Drop the pictures from the entries below, then reproduce the rest exactly.

>>

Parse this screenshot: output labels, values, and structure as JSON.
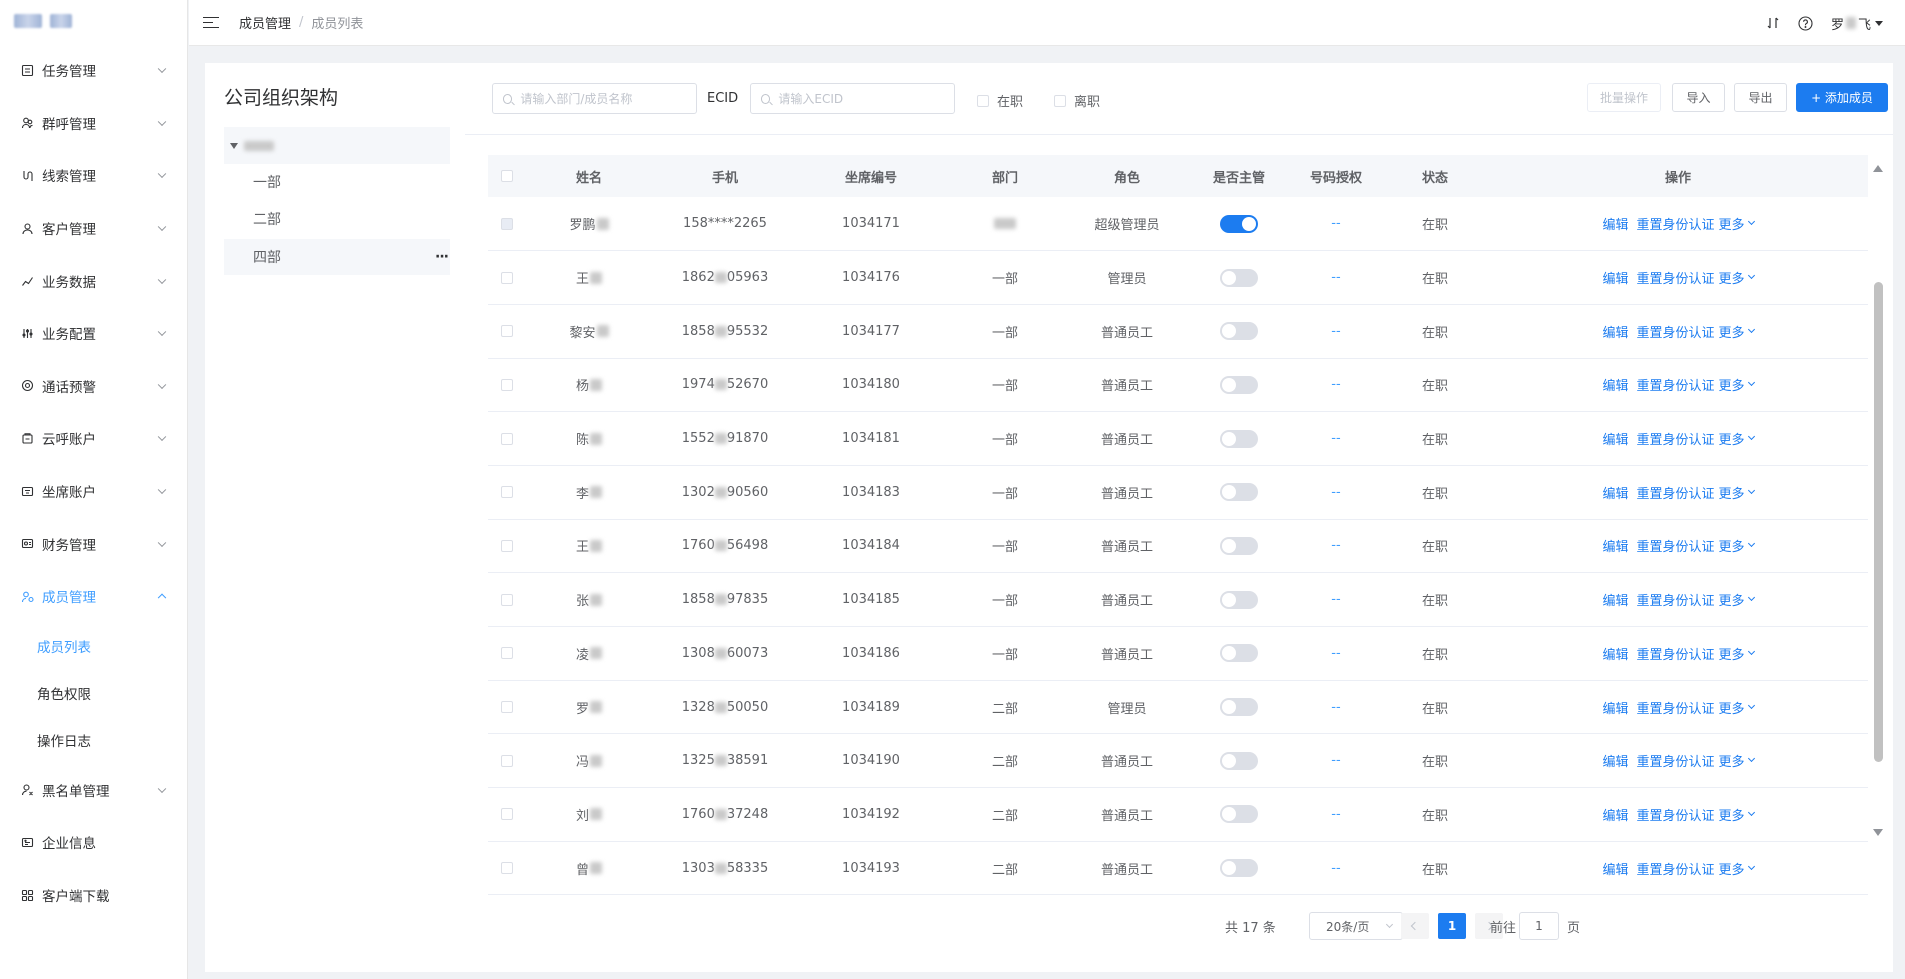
{
  "sidebar": {
    "items": [
      {
        "label": "任务管理",
        "icon": "list-icon"
      },
      {
        "label": "群呼管理",
        "icon": "group-icon"
      },
      {
        "label": "线索管理",
        "icon": "route-icon"
      },
      {
        "label": "客户管理",
        "icon": "customer-icon"
      },
      {
        "label": "业务数据",
        "icon": "chart-icon"
      },
      {
        "label": "业务配置",
        "icon": "sliders-icon"
      },
      {
        "label": "通话预警",
        "icon": "alert-icon"
      },
      {
        "label": "云呼账户",
        "icon": "cloud-account-icon"
      },
      {
        "label": "坐席账户",
        "icon": "seat-account-icon"
      },
      {
        "label": "财务管理",
        "icon": "finance-icon"
      },
      {
        "label": "成员管理",
        "icon": "member-icon"
      },
      {
        "label": "黑名单管理",
        "icon": "blacklist-icon"
      },
      {
        "label": "企业信息",
        "icon": "company-icon"
      },
      {
        "label": "客户端下载",
        "icon": "download-icon"
      }
    ],
    "sub_items": [
      "成员列表",
      "角色权限",
      "操作日志"
    ]
  },
  "breadcrumb": {
    "parent": "成员管理",
    "separator": "/",
    "current": "成员列表"
  },
  "user": {
    "name_prefix": "罗",
    "name_suffix": "飞"
  },
  "tree": {
    "title": "公司组织架构",
    "nodes": [
      "一部",
      "二部",
      "四部"
    ],
    "more": "···"
  },
  "toolbar": {
    "search_placeholder": "请输入部门/成员名称",
    "ecid_label": "ECID",
    "ecid_placeholder": "请输入ECID",
    "filter_active": "在职",
    "filter_left": "离职",
    "batch": "批量操作",
    "import": "导入",
    "export": "导出",
    "add": "+ 添加成员"
  },
  "table": {
    "headers": [
      "姓名",
      "手机",
      "坐席编号",
      "部门",
      "角色",
      "是否主管",
      "号码授权",
      "状态",
      "操作"
    ],
    "rows": [
      {
        "name": "罗鹏",
        "phone_a": "158****2265",
        "phone_b": "",
        "seat": "1034171",
        "dept": "",
        "role": "超级管理员",
        "manager": true,
        "auth": "--",
        "status": "在职"
      },
      {
        "name": "王",
        "phone_a": "1862",
        "phone_b": "05963",
        "seat": "1034176",
        "dept": "一部",
        "role": "管理员",
        "manager": false,
        "auth": "--",
        "status": "在职"
      },
      {
        "name": "黎安",
        "phone_a": "1858",
        "phone_b": "95532",
        "seat": "1034177",
        "dept": "一部",
        "role": "普通员工",
        "manager": false,
        "auth": "--",
        "status": "在职"
      },
      {
        "name": "杨",
        "phone_a": "1974",
        "phone_b": "52670",
        "seat": "1034180",
        "dept": "一部",
        "role": "普通员工",
        "manager": false,
        "auth": "--",
        "status": "在职"
      },
      {
        "name": "陈",
        "phone_a": "1552",
        "phone_b": "91870",
        "seat": "1034181",
        "dept": "一部",
        "role": "普通员工",
        "manager": false,
        "auth": "--",
        "status": "在职"
      },
      {
        "name": "李",
        "phone_a": "1302",
        "phone_b": "90560",
        "seat": "1034183",
        "dept": "一部",
        "role": "普通员工",
        "manager": false,
        "auth": "--",
        "status": "在职"
      },
      {
        "name": "王",
        "phone_a": "1760",
        "phone_b": "56498",
        "seat": "1034184",
        "dept": "一部",
        "role": "普通员工",
        "manager": false,
        "auth": "--",
        "status": "在职"
      },
      {
        "name": "张",
        "phone_a": "1858",
        "phone_b": "97835",
        "seat": "1034185",
        "dept": "一部",
        "role": "普通员工",
        "manager": false,
        "auth": "--",
        "status": "在职"
      },
      {
        "name": "凌",
        "phone_a": "1308",
        "phone_b": "60073",
        "seat": "1034186",
        "dept": "一部",
        "role": "普通员工",
        "manager": false,
        "auth": "--",
        "status": "在职"
      },
      {
        "name": "罗",
        "phone_a": "1328",
        "phone_b": "50050",
        "seat": "1034189",
        "dept": "二部",
        "role": "管理员",
        "manager": false,
        "auth": "--",
        "status": "在职"
      },
      {
        "name": "冯",
        "phone_a": "1325",
        "phone_b": "38591",
        "seat": "1034190",
        "dept": "二部",
        "role": "普通员工",
        "manager": false,
        "auth": "--",
        "status": "在职"
      },
      {
        "name": "刘",
        "phone_a": "1760",
        "phone_b": "37248",
        "seat": "1034192",
        "dept": "二部",
        "role": "普通员工",
        "manager": false,
        "auth": "--",
        "status": "在职"
      },
      {
        "name": "曾",
        "phone_a": "1303",
        "phone_b": "58335",
        "seat": "1034193",
        "dept": "二部",
        "role": "普通员工",
        "manager": false,
        "auth": "--",
        "status": "在职"
      }
    ],
    "actions": {
      "edit": "编辑",
      "reset": "重置身份认证",
      "more": "更多"
    }
  },
  "pagination": {
    "total": "共 17 条",
    "page_size": "20条/页",
    "current_page": "1",
    "goto_label": "前往",
    "goto_value": "1",
    "page_suffix": "页"
  },
  "colors": {
    "accent": "#1c7cf0",
    "link": "#409eff"
  }
}
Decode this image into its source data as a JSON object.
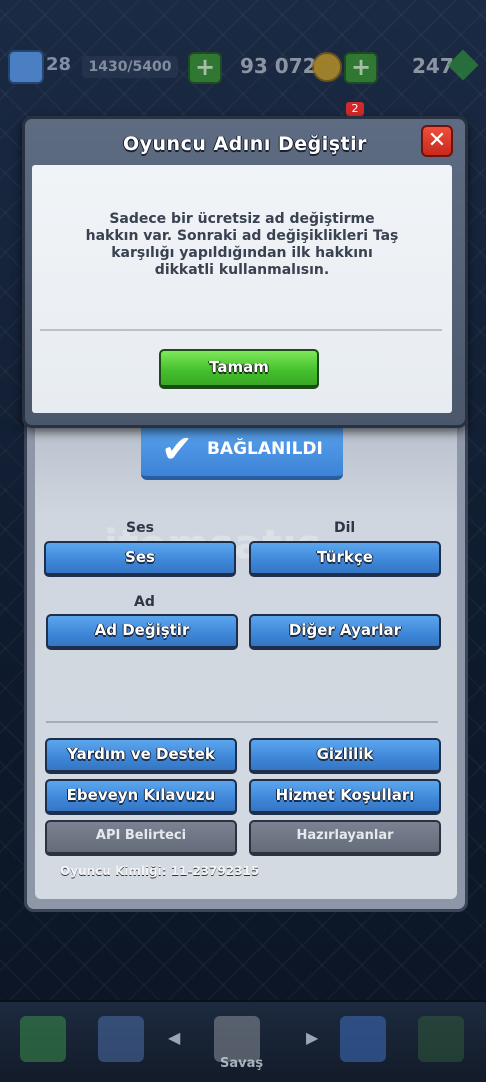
{
  "topbar": {
    "level": "28",
    "xp": "1430/5400",
    "gold": "93 072",
    "gems": "247",
    "notification_count": "2"
  },
  "dialog": {
    "title": "Oyuncu Adını Değiştir",
    "close_symbol": "✕",
    "message": "Sadece bir ücretsiz ad değiştirme hakkın var. Sonraki ad değişiklikleri Taş karşılığı yapıldığından ilk hakkını dikkatli kullanmalısın.",
    "ok_label": "Tamam"
  },
  "settings": {
    "connected_label": "BAĞLANILDI",
    "sound_section": "Ses",
    "language_section": "Dil",
    "name_section": "Ad",
    "sound_button": "Ses",
    "language_button": "Türkçe",
    "name_change_button": "Ad Değiştir",
    "other_settings_button": "Diğer Ayarlar",
    "help_button": "Yardım ve Destek",
    "privacy_button": "Gizlilik",
    "parent_guide_button": "Ebeveyn Kılavuzu",
    "terms_button": "Hizmet Koşulları",
    "api_button": "API Belirteci",
    "credits_button": "Hazırlayanlar",
    "player_id": "Oyuncu Kimliği: 11-23792315"
  },
  "watermark": "itemsatış",
  "nav": {
    "battle_label": "Savaş"
  },
  "colors": {
    "primary_button": "#3e86d8",
    "ok_button": "#46c12e",
    "close_button": "#c72a1c",
    "disabled_button": "#646c7a"
  }
}
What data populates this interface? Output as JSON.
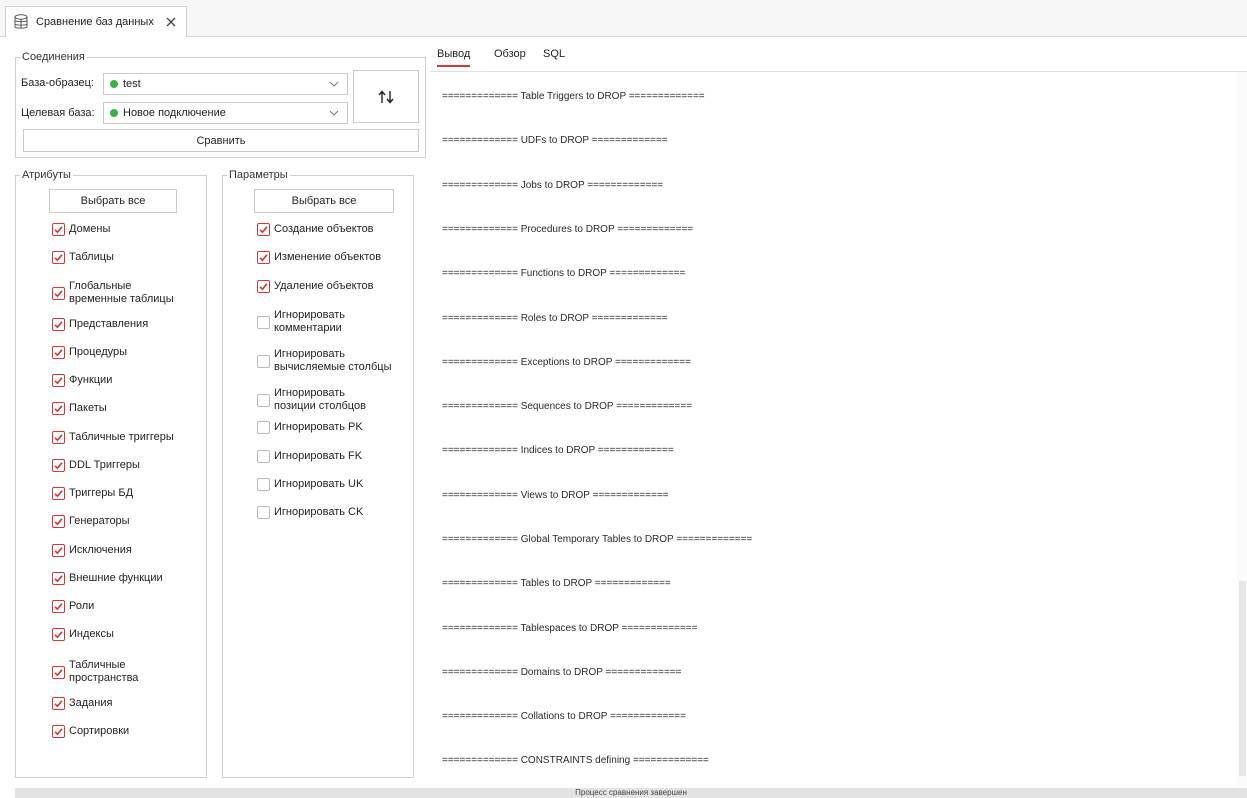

<<

→ **COMPLETE ANSWER**
Parse this screenshot: output labels, values, and structure as JSON.
{
  "sidebar": {
    "items": [
      {
        "label": "任务管理",
        "icon": "list-icon"
      },
      {
        "label": "群呼管理",
        "icon": "group-icon"
      },
      {
        "label": "线索管理",
        "icon": "route-icon"
      },
      {
        "label": "客户管理",
        "icon": "customer-icon"
      },
      {
        "label": "业务数据",
        "icon": "chart-icon"
      },
      {
        "label": "业务配置",
        "icon": "sliders-icon"
      },
      {
        "label": "通话预警",
        "icon": "alert-icon"
      },
      {
        "label": "云呼账户",
        "icon": "cloud-account-icon"
      },
      {
        "label": "坐席账户",
        "icon": "seat-account-icon"
      },
      {
        "label": "财务管理",
        "icon": "finance-icon"
      },
      {
        "label": "成员管理",
        "icon": "member-icon"
      },
      {
        "label": "黑名单管理",
        "icon": "blacklist-icon"
      },
      {
        "label": "企业信息",
        "icon": "company-icon"
      },
      {
        "label": "客户端下载",
        "icon": "download-icon"
      }
    ],
    "sub_items": [
      "成员列表",
      "角色权限",
      "操作日志"
    ]
  },
  "breadcrumb": {
    "parent": "成员管理",
    "separator": "/",
    "current": "成员列表"
  },
  "user": {
    "name_prefix": "罗",
    "name_suffix": "飞"
  },
  "tree": {
    "title": "公司组织架构",
    "nodes": [
      "一部",
      "二部",
      "四部"
    ],
    "more": "···"
  },
  "toolbar": {
    "search_placeholder": "请输入部门/成员名称",
    "ecid_label": "ECID",
    "ecid_placeholder": "请输入ECID",
    "filter_active": "在职",
    "filter_left": "离职",
    "batch": "批量操作",
    "import": "导入",
    "export": "导出",
    "add": "+ 添加成员"
  },
  "table": {
    "headers": [
      "姓名",
      "手机",
      "坐席编号",
      "部门",
      "角色",
      "是否主管",
      "号码授权",
      "状态",
      "操作"
    ],
    "rows": [
      {
        "name": "罗鹏",
        "phone_a": "158****2265",
        "phone_b": "",
        "seat": "1034171",
        "dept": "",
        "role": "超级管理员",
        "manager": true,
        "auth": "--",
        "status": "在职"
      },
      {
        "name": "王",
        "phone_a": "1862",
        "phone_b": "05963",
        "seat": "1034176",
        "dept": "一部",
        "role": "管理员",
        "manager": false,
        "auth": "--",
        "status": "在职"
      },
      {
        "name": "黎安",
        "phone_a": "1858",
        "phone_b": "95532",
        "seat": "1034177",
        "dept": "一部",
        "role": "普通员工",
        "manager": false,
        "auth": "--",
        "status": "在职"
      },
      {
        "name": "杨",
        "phone_a": "1974",
        "phone_b": "52670",
        "seat": "1034180",
        "dept": "一部",
        "role": "普通员工",
        "manager": false,
        "auth": "--",
        "status": "在职"
      },
      {
        "name": "陈",
        "phone_a": "1552",
        "phone_b": "91870",
        "seat": "1034181",
        "dept": "一部",
        "role": "普通员工",
        "manager": false,
        "auth": "--",
        "status": "在职"
      },
      {
        "name": "李",
        "phone_a": "1302",
        "phone_b": "90560",
        "seat": "1034183",
        "dept": "一部",
        "role": "普通员工",
        "manager": false,
        "auth": "--",
        "status": "在职"
      },
      {
        "name": "王",
        "phone_a": "1760",
        "phone_b": "56498",
        "seat": "1034184",
        "dept": "一部",
        "role": "普通员工",
        "manager": false,
        "auth": "--",
        "status": "在职"
      },
      {
        "name": "张",
        "phone_a": "1858",
        "phone_b": "97835",
        "seat": "1034185",
        "dept": "一部",
        "role": "普通员工",
        "manager": false,
        "auth": "--",
        "status": "在职"
      },
      {
        "name": "凌",
        "phone_a": "1308",
        "phone_b": "60073",
        "seat": "1034186",
        "dept": "一部",
        "role": "普通员工",
        "manager": false,
        "auth": "--",
        "status": "在职"
      },
      {
        "name": "罗",
        "phone_a": "1328",
        "phone_b": "50050",
        "seat": "1034189",
        "dept": "二部",
        "role": "管理员",
        "manager": false,
        "auth": "--",
        "status": "在职"
      },
      {
        "name": "冯",
        "phone_a": "1325",
        "phone_b": "38591",
        "seat": "1034190",
        "dept": "二部",
        "role": "普通员工",
        "manager": false,
        "auth": "--",
        "status": "在职"
      },
      {
        "name": "刘",
        "phone_a": "1760",
        "phone_b": "37248",
        "seat": "1034192",
        "dept": "二部",
        "role": "普通员工",
        "manager": false,
        "auth": "--",
        "status": "在职"
      },
      {
        "name": "曾",
        "phone_a": "1303",
        "phone_b": "58335",
        "seat": "1034193",
        "dept": "二部",
        "role": "普通员工",
        "manager": false,
        "auth": "--",
        "status": "在职"
      }
    ],
    "actions": {
      "edit": "编辑",
      "reset": "重置身份认证",
      "more": "更多"
    }
  },
  "pagination": {
    "total": "共 17 条",
    "page_size": "20条/页",
    "current_page": "1",
    "goto_label": "前往",
    "goto_value": "1",
    "page_suffix": "页"
  },
  "colors": {
    "accent": "#1c7cf0",
    "link": "#409eff"
  }
}
Decode this image into its source data as a JSON object.
{
  "topbar": {
    "level": "28",
    "xp": "1430/5400",
    "gold": "93 072",
    "gems": "247",
    "notification_count": "2"
  },
  "dialog": {
    "title": "Oyuncu Adını Değiştir",
    "close_symbol": "✕",
    "message": "Sadece bir ücretsiz ad değiştirme hakkın var. Sonraki ad değişiklikleri Taş karşılığı yapıldığından ilk hakkını dikkatli kullanmalısın.",
    "ok_label": "Tamam"
  },
  "settings": {
    "connected_label": "BAĞLANILDI",
    "sound_section": "Ses",
    "language_section": "Dil",
    "name_section": "Ad",
    "sound_button": "Ses",
    "language_button": "Türkçe",
    "name_change_button": "Ad Değiştir",
    "other_settings_button": "Diğer Ayarlar",
    "help_button": "Yardım ve Destek",
    "privacy_button": "Gizlilik",
    "parent_guide_button": "Ebeveyn Kılavuzu",
    "terms_button": "Hizmet Koşulları",
    "api_button": "API Belirteci",
    "credits_button": "Hazırlayanlar",
    "player_id": "Oyuncu Kimliği: 11-23792315"
  },
  "watermark": "itemsatış",
  "nav": {
    "battle_label": "Savaş"
  },
  "colors": {
    "primary_button": "#3e86d8",
    "ok_button": "#46c12e",
    "close_button": "#c72a1c",
    "disabled_button": "#646c7a"
  }
}
What data populates this interface? Output as JSON.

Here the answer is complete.